start

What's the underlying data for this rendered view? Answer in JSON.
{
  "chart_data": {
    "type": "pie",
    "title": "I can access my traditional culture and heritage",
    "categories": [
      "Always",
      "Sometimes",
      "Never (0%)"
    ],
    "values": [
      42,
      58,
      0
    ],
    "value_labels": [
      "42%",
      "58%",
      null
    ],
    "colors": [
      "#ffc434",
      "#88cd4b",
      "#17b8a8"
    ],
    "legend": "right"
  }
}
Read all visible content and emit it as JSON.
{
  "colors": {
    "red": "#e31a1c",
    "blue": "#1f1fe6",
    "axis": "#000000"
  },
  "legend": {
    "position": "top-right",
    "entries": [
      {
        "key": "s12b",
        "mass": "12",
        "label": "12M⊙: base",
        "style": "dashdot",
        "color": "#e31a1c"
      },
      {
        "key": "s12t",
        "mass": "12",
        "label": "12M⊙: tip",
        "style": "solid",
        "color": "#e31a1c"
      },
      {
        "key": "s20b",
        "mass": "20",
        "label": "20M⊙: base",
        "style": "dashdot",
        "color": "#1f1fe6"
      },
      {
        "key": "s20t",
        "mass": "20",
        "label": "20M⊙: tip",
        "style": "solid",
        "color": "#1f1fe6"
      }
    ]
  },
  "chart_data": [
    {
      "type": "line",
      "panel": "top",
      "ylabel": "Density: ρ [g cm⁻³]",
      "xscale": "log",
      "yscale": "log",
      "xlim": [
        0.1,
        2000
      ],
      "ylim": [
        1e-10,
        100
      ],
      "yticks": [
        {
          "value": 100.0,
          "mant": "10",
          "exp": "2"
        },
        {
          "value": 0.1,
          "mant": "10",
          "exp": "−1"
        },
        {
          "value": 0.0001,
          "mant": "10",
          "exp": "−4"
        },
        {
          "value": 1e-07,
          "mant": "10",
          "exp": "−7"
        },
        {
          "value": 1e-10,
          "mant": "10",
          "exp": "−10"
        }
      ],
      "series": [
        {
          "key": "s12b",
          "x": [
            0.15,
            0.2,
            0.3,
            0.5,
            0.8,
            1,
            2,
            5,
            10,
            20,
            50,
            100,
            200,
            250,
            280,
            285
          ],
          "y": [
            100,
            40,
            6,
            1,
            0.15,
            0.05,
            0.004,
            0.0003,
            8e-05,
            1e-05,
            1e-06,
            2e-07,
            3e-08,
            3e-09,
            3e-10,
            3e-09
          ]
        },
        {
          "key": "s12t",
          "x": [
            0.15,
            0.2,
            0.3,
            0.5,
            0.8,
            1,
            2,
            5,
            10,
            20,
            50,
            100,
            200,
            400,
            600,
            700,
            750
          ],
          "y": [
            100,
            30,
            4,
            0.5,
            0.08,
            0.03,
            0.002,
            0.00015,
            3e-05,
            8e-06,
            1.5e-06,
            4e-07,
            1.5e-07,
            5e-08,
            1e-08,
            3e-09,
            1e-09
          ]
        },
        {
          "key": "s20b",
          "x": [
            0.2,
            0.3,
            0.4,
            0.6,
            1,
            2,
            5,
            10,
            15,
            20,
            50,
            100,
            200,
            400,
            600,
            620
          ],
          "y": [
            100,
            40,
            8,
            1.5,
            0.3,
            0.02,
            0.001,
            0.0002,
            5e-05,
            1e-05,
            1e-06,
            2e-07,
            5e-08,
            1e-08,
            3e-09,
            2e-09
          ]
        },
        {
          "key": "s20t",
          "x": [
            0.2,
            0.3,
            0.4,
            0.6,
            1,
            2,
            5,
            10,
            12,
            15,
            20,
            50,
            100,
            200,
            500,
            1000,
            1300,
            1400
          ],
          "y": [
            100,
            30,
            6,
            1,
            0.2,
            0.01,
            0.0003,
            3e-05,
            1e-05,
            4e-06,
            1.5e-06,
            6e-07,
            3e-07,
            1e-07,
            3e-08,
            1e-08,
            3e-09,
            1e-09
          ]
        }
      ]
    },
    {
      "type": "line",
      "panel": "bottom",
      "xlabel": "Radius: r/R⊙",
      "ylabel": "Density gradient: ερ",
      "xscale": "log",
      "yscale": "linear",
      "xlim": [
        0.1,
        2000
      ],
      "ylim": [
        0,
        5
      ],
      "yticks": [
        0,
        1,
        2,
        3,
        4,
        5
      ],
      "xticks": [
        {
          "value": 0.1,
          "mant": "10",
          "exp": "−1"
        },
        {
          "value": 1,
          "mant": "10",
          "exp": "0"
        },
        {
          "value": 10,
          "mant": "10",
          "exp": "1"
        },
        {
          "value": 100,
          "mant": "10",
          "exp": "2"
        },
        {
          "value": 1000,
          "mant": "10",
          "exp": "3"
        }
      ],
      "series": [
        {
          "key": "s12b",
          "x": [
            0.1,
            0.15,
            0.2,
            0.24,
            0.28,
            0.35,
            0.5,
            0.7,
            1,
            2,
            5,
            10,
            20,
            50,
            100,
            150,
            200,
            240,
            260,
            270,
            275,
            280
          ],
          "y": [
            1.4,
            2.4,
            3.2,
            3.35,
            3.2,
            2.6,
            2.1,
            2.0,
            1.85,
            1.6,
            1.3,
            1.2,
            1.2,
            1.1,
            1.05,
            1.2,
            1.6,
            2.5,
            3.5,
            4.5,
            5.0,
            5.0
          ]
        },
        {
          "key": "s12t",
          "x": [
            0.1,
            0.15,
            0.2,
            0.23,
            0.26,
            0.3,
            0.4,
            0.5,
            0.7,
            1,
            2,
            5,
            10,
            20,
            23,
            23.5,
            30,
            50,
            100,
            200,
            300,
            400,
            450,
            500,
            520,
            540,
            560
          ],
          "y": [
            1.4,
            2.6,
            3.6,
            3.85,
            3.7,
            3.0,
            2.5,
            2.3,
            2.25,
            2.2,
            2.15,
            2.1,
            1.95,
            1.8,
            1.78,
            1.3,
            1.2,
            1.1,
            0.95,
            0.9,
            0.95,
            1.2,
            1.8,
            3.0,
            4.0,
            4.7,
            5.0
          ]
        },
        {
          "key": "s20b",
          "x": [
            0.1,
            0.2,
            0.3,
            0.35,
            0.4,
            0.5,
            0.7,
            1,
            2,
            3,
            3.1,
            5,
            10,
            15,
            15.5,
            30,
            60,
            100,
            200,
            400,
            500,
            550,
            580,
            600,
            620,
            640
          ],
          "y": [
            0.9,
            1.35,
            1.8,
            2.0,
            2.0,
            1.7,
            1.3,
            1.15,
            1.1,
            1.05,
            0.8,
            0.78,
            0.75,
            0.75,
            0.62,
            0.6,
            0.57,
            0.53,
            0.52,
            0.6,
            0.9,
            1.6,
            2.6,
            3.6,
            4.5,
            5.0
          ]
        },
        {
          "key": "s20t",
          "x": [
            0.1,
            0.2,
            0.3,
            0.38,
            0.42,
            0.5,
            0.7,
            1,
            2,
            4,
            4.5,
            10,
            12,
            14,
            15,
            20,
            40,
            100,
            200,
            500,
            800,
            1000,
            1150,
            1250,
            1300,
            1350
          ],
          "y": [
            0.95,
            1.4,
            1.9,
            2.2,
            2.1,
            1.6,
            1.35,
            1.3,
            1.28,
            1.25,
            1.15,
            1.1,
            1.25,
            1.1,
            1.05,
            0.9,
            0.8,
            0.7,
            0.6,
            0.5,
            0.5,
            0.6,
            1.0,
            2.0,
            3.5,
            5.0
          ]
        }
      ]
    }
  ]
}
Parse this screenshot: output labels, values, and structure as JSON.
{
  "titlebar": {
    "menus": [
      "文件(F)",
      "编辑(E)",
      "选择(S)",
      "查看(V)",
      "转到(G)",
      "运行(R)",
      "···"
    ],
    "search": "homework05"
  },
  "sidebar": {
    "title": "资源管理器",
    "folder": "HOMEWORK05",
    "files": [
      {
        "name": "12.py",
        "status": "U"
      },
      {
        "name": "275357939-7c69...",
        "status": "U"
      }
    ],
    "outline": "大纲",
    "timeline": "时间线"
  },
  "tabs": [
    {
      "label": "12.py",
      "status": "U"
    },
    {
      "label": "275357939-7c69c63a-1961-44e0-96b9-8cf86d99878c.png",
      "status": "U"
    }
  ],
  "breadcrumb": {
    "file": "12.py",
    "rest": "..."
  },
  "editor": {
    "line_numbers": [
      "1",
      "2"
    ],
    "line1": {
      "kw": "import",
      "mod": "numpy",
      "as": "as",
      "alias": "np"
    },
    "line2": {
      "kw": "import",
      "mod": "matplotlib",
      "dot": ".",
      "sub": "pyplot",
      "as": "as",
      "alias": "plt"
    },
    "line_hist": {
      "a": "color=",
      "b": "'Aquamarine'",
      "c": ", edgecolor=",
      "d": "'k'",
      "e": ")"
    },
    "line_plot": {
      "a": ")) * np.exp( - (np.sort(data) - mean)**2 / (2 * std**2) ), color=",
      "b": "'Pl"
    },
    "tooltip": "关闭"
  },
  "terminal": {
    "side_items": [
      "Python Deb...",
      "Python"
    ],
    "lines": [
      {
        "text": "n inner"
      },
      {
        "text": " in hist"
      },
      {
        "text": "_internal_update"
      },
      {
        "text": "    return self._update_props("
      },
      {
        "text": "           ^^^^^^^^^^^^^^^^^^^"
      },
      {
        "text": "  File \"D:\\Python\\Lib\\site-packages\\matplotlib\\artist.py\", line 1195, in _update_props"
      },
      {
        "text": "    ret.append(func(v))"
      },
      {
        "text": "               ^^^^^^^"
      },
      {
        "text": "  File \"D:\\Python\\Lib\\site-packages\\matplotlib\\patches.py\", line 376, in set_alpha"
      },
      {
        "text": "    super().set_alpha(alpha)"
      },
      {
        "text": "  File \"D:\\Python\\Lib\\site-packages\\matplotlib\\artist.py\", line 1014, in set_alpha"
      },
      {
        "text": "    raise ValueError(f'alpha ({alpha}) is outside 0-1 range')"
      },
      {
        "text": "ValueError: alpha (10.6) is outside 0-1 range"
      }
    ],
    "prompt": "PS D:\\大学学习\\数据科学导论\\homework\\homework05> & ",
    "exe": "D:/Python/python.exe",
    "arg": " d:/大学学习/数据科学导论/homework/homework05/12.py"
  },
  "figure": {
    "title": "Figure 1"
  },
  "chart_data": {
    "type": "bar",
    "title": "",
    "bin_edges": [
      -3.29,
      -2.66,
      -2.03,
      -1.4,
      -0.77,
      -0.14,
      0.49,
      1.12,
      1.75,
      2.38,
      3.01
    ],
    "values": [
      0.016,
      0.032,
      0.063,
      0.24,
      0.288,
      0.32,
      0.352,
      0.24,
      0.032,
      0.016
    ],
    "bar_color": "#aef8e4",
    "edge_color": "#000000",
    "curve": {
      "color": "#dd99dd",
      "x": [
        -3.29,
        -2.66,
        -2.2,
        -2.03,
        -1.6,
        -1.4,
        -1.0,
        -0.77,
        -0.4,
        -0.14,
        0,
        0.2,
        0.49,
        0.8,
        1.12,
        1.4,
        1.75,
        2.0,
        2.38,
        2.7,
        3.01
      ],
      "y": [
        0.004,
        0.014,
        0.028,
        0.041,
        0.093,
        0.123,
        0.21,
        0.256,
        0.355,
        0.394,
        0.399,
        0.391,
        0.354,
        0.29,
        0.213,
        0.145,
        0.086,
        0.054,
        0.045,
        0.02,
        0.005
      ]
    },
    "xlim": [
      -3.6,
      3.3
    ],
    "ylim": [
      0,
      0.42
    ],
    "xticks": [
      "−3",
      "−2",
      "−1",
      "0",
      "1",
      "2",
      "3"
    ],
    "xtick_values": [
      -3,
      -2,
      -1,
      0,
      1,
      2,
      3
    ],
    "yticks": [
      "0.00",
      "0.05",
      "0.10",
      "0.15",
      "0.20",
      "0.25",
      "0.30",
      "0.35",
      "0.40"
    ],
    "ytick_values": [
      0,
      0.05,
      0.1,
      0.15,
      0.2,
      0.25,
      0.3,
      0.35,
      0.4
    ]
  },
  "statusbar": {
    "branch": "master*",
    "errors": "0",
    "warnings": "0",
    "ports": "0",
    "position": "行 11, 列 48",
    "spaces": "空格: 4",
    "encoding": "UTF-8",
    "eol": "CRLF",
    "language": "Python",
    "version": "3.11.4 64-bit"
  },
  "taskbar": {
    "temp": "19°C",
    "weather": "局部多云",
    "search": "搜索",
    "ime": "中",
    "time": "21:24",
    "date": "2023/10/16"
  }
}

end

◆ THE EXERCISE:
Which lines contain the word "Density"? Return each of them.

◆ EXERCISE RESULT:
      "ylabel": "Density: ρ [g cm⁻³]",
      "ylabel": "Density gradient: ερ",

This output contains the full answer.